■ **DATASET RECORDS**:
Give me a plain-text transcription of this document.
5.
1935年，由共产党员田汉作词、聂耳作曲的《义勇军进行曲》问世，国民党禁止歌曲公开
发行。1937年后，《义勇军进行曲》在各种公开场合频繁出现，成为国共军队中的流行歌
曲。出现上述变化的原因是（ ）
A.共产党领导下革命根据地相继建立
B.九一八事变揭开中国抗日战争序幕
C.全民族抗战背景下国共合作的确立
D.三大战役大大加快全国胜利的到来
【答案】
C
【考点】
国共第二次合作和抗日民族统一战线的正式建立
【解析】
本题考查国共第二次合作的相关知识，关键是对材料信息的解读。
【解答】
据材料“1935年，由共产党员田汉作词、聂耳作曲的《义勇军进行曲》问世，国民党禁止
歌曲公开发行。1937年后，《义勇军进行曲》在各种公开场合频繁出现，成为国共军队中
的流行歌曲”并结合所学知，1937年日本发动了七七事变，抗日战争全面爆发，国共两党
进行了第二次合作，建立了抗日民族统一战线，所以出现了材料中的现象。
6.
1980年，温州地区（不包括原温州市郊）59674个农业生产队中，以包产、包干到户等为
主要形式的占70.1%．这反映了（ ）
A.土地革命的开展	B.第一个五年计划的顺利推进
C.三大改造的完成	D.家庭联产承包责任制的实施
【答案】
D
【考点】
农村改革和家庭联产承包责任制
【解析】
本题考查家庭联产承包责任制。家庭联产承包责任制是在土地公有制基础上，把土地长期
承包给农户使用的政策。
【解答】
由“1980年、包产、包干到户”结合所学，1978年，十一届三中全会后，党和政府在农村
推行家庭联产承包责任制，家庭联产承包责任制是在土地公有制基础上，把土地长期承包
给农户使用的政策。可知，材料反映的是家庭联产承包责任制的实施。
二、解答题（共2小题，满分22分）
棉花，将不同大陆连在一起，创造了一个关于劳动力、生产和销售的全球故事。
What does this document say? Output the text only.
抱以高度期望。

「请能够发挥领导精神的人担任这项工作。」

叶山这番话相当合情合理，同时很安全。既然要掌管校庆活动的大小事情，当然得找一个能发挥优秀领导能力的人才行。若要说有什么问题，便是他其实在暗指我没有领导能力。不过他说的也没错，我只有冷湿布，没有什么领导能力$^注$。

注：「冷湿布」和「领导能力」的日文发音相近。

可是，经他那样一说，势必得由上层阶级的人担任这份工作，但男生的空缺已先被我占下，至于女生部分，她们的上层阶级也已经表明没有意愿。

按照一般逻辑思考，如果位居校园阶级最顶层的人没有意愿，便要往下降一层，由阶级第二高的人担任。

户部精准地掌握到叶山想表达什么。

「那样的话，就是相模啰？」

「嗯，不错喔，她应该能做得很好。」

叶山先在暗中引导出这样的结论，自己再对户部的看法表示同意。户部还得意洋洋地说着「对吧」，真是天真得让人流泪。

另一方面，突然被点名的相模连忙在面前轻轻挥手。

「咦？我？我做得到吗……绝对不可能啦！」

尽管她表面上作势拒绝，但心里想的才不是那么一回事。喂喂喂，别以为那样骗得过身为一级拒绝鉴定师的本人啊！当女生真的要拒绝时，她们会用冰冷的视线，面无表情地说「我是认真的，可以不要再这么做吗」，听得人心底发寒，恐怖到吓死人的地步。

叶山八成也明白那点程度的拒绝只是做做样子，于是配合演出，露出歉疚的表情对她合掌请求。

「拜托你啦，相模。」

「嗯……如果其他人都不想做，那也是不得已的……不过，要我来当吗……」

■ **SET TASK**: Copy out every line in the listing where the word "text" appears.

■ **ANSWER FOR THIS EXERCISE**:
Give me a plain-text transcription of this document.
What does this document say? Output the text only.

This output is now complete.